* Exercise requirements *
In this exercise, print only the lines from the line with "Transcribe the text in this document." to the last line of the data below, inclusive. Any pictures should be left out.

[Extracted data entries]
########################################

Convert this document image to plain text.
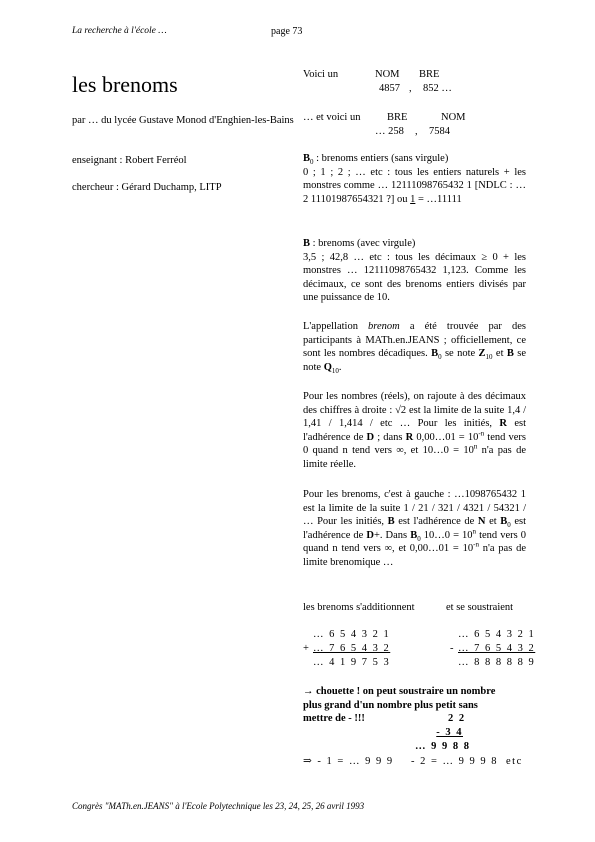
La recherche à l'école …	page 73
les brenoms
par … du lycée Gustave Monod d'Enghien-les-Bains
enseignant : Robert Ferréol
chercheur : Gérard Duchamp, LITP
Voici un	NOM BRE
4857 , 852 …
… et voici un	BRE	NOM
… 258 , 7584

$B_0$ : brenoms entiers (sans virgule)

0 ; 1 ; 2 ; … etc : tous les entiers naturels + les monstres comme … 12111098765432 1 [NDLC : …2 11101987654321 ?] ou 1 = …11111

B : brenoms (avec virgule)

3,5 ; 42,8 … etc : tous les décimaux ≥ 0 + les monstres … 12111098765432 1,123. Comme les décimaux, ce sont des brenoms entiers divisés par une puissance de 10.

L'appellation brenom a été trouvée par des participants à MATh.en.JEANS ; officiellement, ce sont les nombres décadiques. $B_0$ se note $Z_{10}$ et B se note $Q_{10}$.

Pour les nombres (réels), on rajoute à des décimaux des chiffres à droite : √2 est la limite de la suite 1,4 / 1,41 / 1,414 / etc … Pour les initiés, R est l'adhérence de D ; dans R 0,00…01 = $10^{-n}$ tend vers 0 quand n tend vers ∞, et 10…0 = $10^n$ n'a pas de limite réelle.

Pour les brenoms, c'est à gauche : …1098765432 1 est la limite de la suite 1 / 21 / 321 / 4321 / 54321 / … Pour les initiés, B est l'adhérence de N et $B_0$ est l'adhérence de D+. Dans $B_0$ 10…0 = $10^n$ tend vers 0 quand n tend vers ∞, et 0,00…01 = $10^{-n}$ n'a pas de limite brenomique …

les brenoms s'additionnent	et se soustraient
… 6 5 4 3 2 1
+ … 7 6 5 4 3 2
… 4 1 9 7 5 3
… 6 5 4 3 2 1
- … 7 6 5 4 3 2
… 8 8 8 8 8 9
→ chouette ! on peut soustraire un nombre
plus grand d'un nombre plus petit sans
mettre de - !!!	2 2
- 3 4
… 9 9 8 8
⇒ - 1 = … 9 9 9 - 2 = … 9 9 9 8 etc
Congrès "MATh.en.JEANS" à l'Ecole Polytechnique les 23, 24, 25, 26 avril 1993
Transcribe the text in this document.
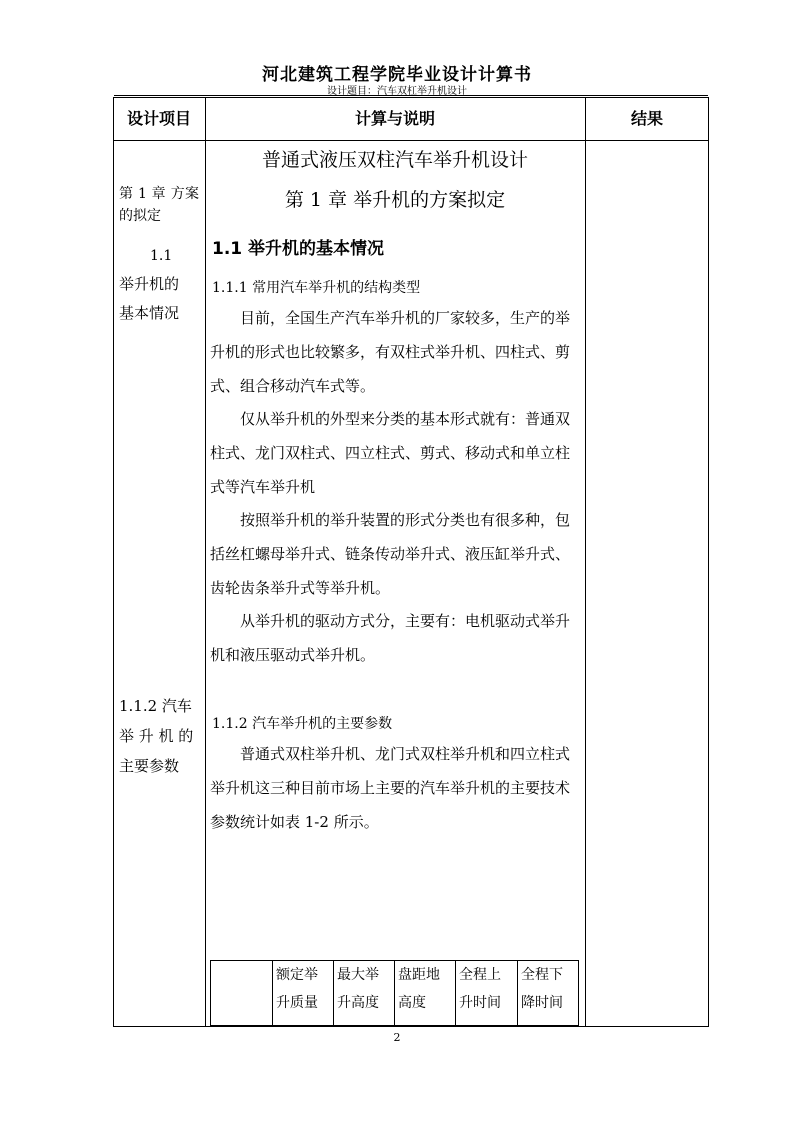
河北建筑工程学院毕业设计计算书
设计题目：汽车双杠举升机设计
设计项目	计算与说明	结果
第 1 章 方案的拟定
1.1
举升机的
基本情况
1.1.2 汽车
举 升 机 的
主要参数
普通式液压双柱汽车举升机设计
第 1 章 举升机的方案拟定
1.1 举升机的基本情况
1.1.1 常用汽车举升机的结构类型
目前，全国生产汽车举升机的厂家较多，生产的举升机的形式也比较繁多，有双柱式举升机、四柱式、剪式、组合移动汽车式等。
仅从举升机的外型来分类的基本形式就有：普通双柱式、龙门双柱式、四立柱式、剪式、移动式和单立柱式等汽车举升机
按照举升机的举升装置的形式分类也有很多种，包括丝杠螺母举升式、链条传动举升式、液压缸举升式、齿轮齿条举升式等举升机。
从举升机的驱动方式分，主要有：电机驱动式举升机和液压驱动式举升机。
1.1.2 汽车举升机的主要参数
普通式双柱举升机、龙门式双柱举升机和四立柱式举升机这三种目前市场上主要的汽车举升机的主要技术参数统计如表 1-2 所示。
	额定举升质量	最大举升高度	盘距地高度	全程上升时间	全程下降时间
2
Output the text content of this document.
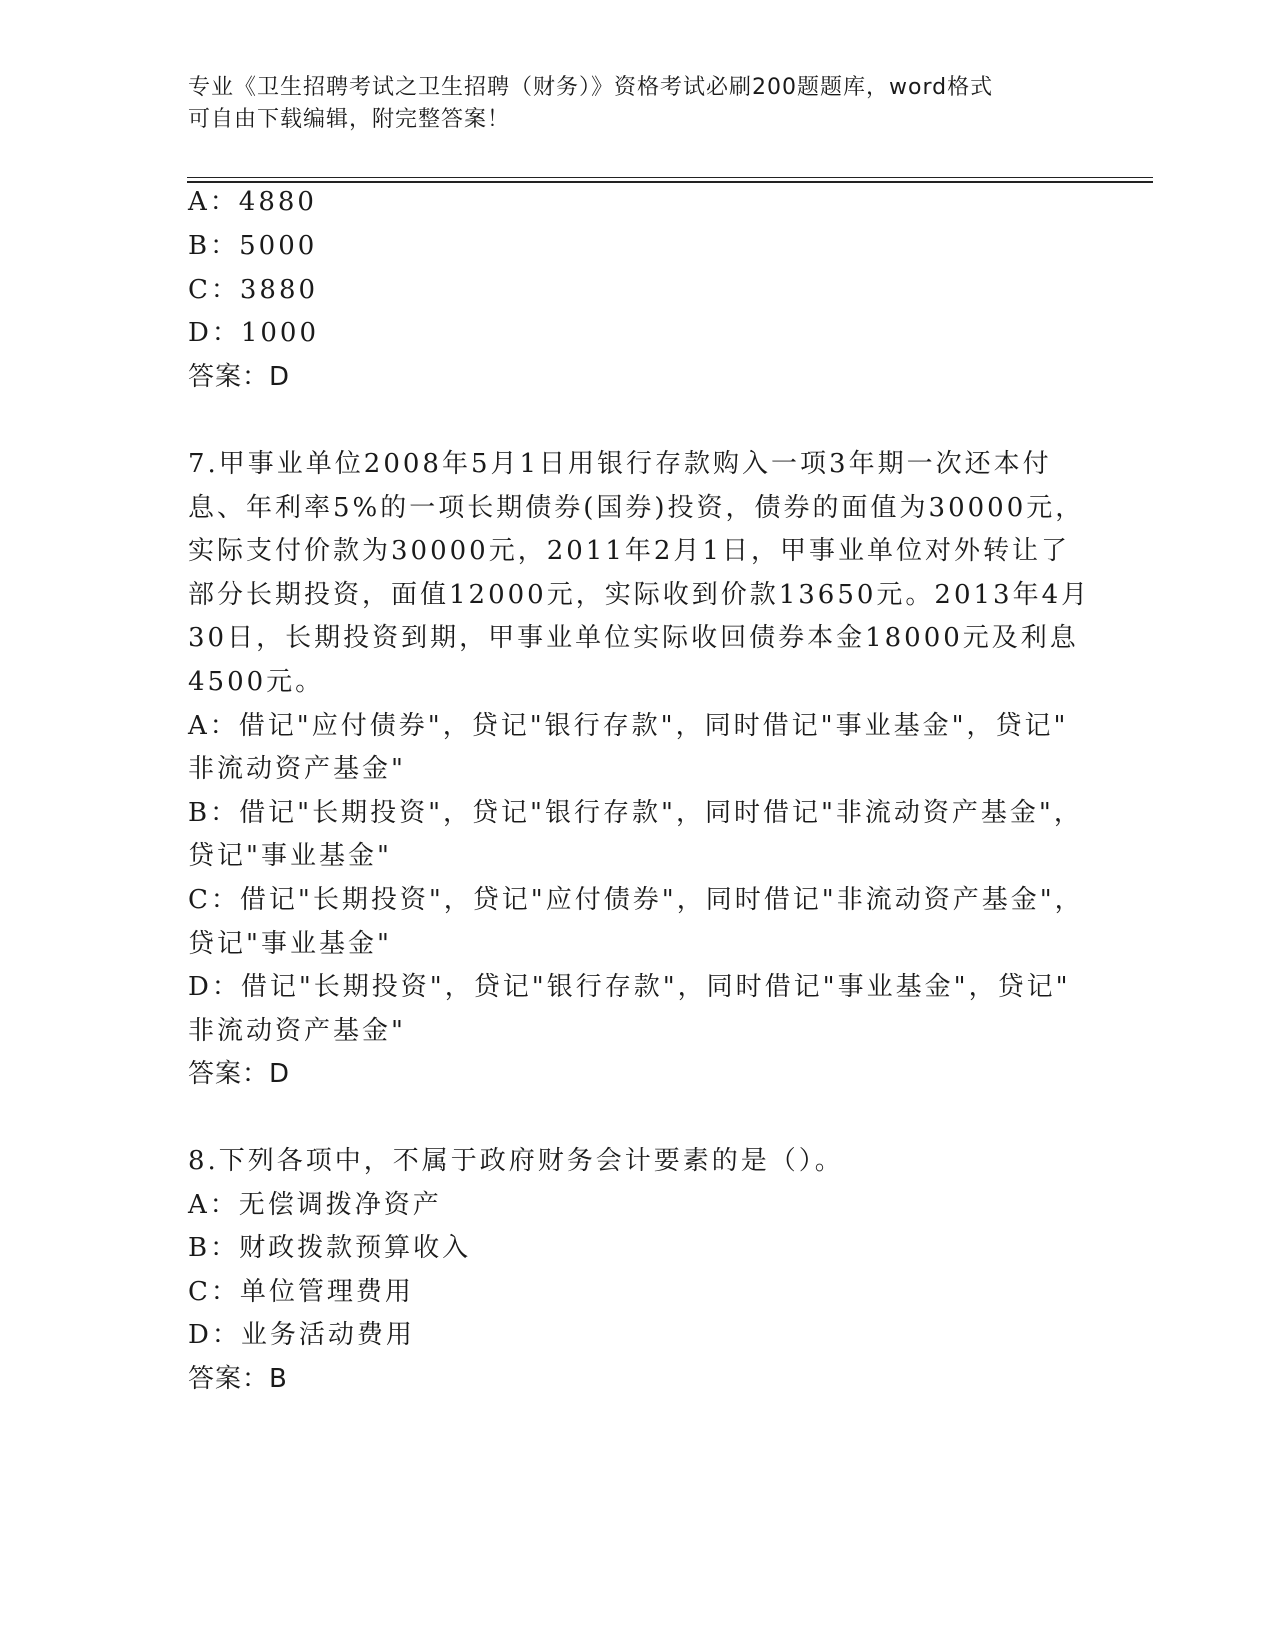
专业《卫生招聘考试之卫生招聘（财务）》资格考试必刷200题题库，word格式
可自由下载编辑，附完整答案！
A：4880
B：5000
C：3880
D：1000
答案：D
7.甲事业单位2008年5月1日用银行存款购入一项3年期一次还本付
息、年利率5%的一项长期债券(国券)投资，债券的面值为30000元，
实际支付价款为30000元，2011年2月1日，甲事业单位对外转让了
部分长期投资，面值12000元，实际收到价款13650元。2013年4月
30日，长期投资到期，甲事业单位实际收回债券本金18000元及利息
4500元。
A：借记"应付债券"，贷记"银行存款"，同时借记"事业基金"，贷记"
非流动资产基金"
B：借记"长期投资"，贷记"银行存款"，同时借记"非流动资产基金"，
贷记"事业基金"
C：借记"长期投资"，贷记"应付债券"，同时借记"非流动资产基金"，
贷记"事业基金"
D：借记"长期投资"，贷记"银行存款"，同时借记"事业基金"，贷记"
非流动资产基金"
答案：D
8.下列各项中，不属于政府财务会计要素的是（）。
A：无偿调拨净资产
B：财政拨款预算收入
C：单位管理费用
D：业务活动费用
答案：B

########################################

* The result *
Transcribe the text in this document.
河北建筑工程学院毕业设计计算书
设计题目：汽车双杠举升机设计
设计项目	计算与说明	结果
第 1 章 方案的拟定
1.1
举升机的
基本情况
1.1.2 汽车
举 升 机 的
主要参数
普通式液压双柱汽车举升机设计
第 1 章 举升机的方案拟定
1.1 举升机的基本情况
1.1.1 常用汽车举升机的结构类型
目前，全国生产汽车举升机的厂家较多，生产的举升机的形式也比较繁多，有双柱式举升机、四柱式、剪式、组合移动汽车式等。
仅从举升机的外型来分类的基本形式就有：普通双柱式、龙门双柱式、四立柱式、剪式、移动式和单立柱式等汽车举升机
按照举升机的举升装置的形式分类也有很多种，包括丝杠螺母举升式、链条传动举升式、液压缸举升式、齿轮齿条举升式等举升机。
从举升机的驱动方式分，主要有：电机驱动式举升机和液压驱动式举升机。
1.1.2 汽车举升机的主要参数
普通式双柱举升机、龙门式双柱举升机和四立柱式举升机这三种目前市场上主要的汽车举升机的主要技术参数统计如表 1-2 所示。
	额定举升质量	最大举升高度	盘距地高度	全程上升时间	全程下降时间
2
Output the text content of this document.
专业《卫生招聘考试之卫生招聘（财务）》资格考试必刷200题题库，word格式
可自由下载编辑，附完整答案！
A：4880
B：5000
C：3880
D：1000
答案：D
7.甲事业单位2008年5月1日用银行存款购入一项3年期一次还本付
息、年利率5%的一项长期债券(国券)投资，债券的面值为30000元，
实际支付价款为30000元，2011年2月1日，甲事业单位对外转让了
部分长期投资，面值12000元，实际收到价款13650元。2013年4月
30日，长期投资到期，甲事业单位实际收回债券本金18000元及利息
4500元。
A：借记"应付债券"，贷记"银行存款"，同时借记"事业基金"，贷记"
非流动资产基金"
B：借记"长期投资"，贷记"银行存款"，同时借记"非流动资产基金"，
贷记"事业基金"
C：借记"长期投资"，贷记"应付债券"，同时借记"非流动资产基金"，
贷记"事业基金"
D：借记"长期投资"，贷记"银行存款"，同时借记"事业基金"，贷记"
非流动资产基金"
答案：D
8.下列各项中，不属于政府财务会计要素的是（）。
A：无偿调拨净资产
B：财政拨款预算收入
C：单位管理费用
D：业务活动费用
答案：B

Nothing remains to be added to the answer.